§ **Work to complete**:
Reproduce the records below in full and without edits, omitting images.

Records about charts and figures
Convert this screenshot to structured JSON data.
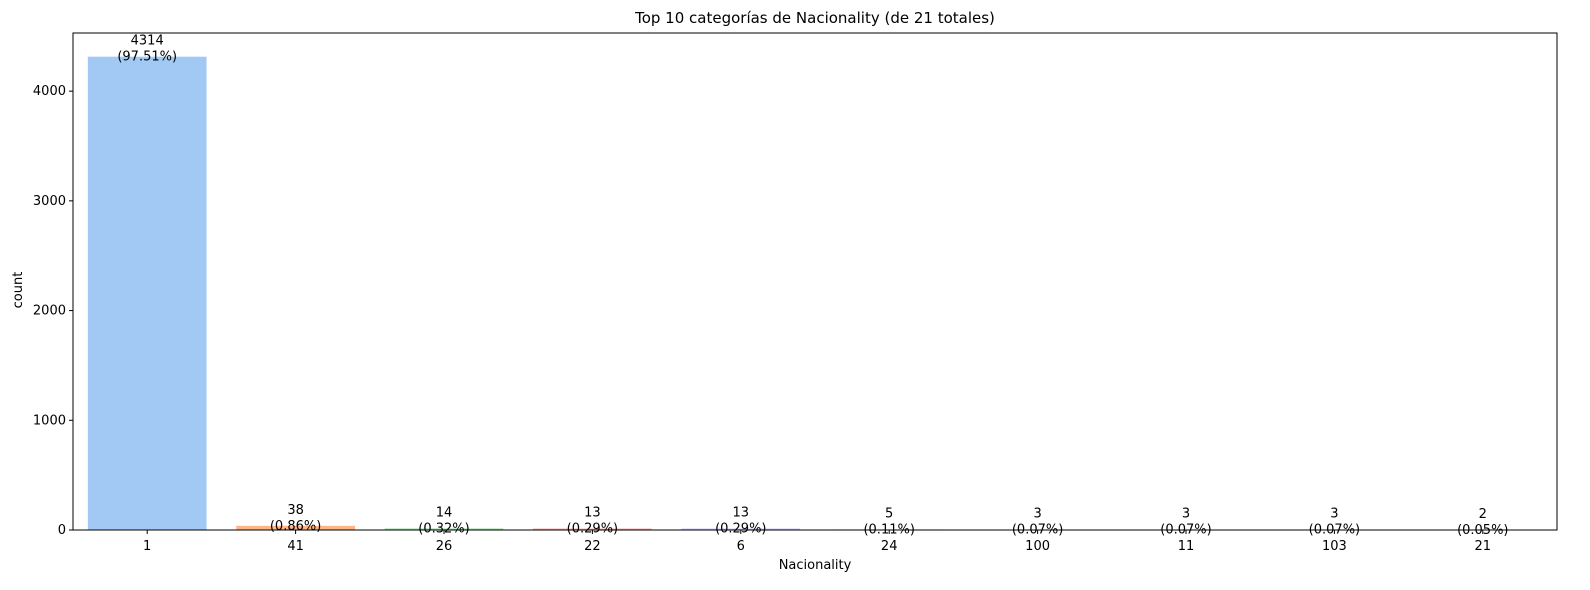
{
  "chart_data": {
    "type": "bar",
    "title": "Top 10 categorías de Nacionality (de 21 totales)",
    "xlabel": "Nacionality",
    "ylabel": "count",
    "categories": [
      "1",
      "41",
      "26",
      "22",
      "6",
      "24",
      "100",
      "11",
      "103",
      "21"
    ],
    "values": [
      4314,
      38,
      14,
      13,
      13,
      5,
      3,
      3,
      3,
      2
    ],
    "percent_labels": [
      "(97.51%)",
      "(0.86%)",
      "(0.32%)",
      "(0.29%)",
      "(0.29%)",
      "(0.11%)",
      "(0.07%)",
      "(0.07%)",
      "(0.07%)",
      "(0.05%)"
    ],
    "value_labels": [
      "4314",
      "38",
      "14",
      "13",
      "13",
      "5",
      "3",
      "3",
      "3",
      "2"
    ],
    "ylim": [
      0,
      4530
    ],
    "yticks": [
      0,
      1000,
      2000,
      3000,
      4000
    ],
    "ytick_labels": [
      "0",
      "1000",
      "2000",
      "3000",
      "4000"
    ],
    "colors": [
      "#a1c9f4",
      "#ffb482",
      "#8de5a1",
      "#ff9f9b",
      "#d0bbff",
      "#debb9b",
      "#fab0e4",
      "#cfcfcf",
      "#fffea3",
      "#b9f2f0"
    ],
    "grid": false
  }
}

§ **Problem solution**:
Convert this screenshot to structured JSON data.
{
  "chart_data": {
    "type": "bar",
    "title": "Top 10 categorías de Nacionality (de 21 totales)",
    "xlabel": "Nacionality",
    "ylabel": "count",
    "categories": [
      "1",
      "41",
      "26",
      "22",
      "6",
      "24",
      "100",
      "11",
      "103",
      "21"
    ],
    "values": [
      4314,
      38,
      14,
      13,
      13,
      5,
      3,
      3,
      3,
      2
    ],
    "percent_labels": [
      "(97.51%)",
      "(0.86%)",
      "(0.32%)",
      "(0.29%)",
      "(0.29%)",
      "(0.11%)",
      "(0.07%)",
      "(0.07%)",
      "(0.07%)",
      "(0.05%)"
    ],
    "value_labels": [
      "4314",
      "38",
      "14",
      "13",
      "13",
      "5",
      "3",
      "3",
      "3",
      "2"
    ],
    "ylim": [
      0,
      4530
    ],
    "yticks": [
      0,
      1000,
      2000,
      3000,
      4000
    ],
    "ytick_labels": [
      "0",
      "1000",
      "2000",
      "3000",
      "4000"
    ],
    "colors": [
      "#a1c9f4",
      "#ffb482",
      "#8de5a1",
      "#ff9f9b",
      "#d0bbff",
      "#debb9b",
      "#fab0e4",
      "#cfcfcf",
      "#fffea3",
      "#b9f2f0"
    ],
    "grid": false
  }
}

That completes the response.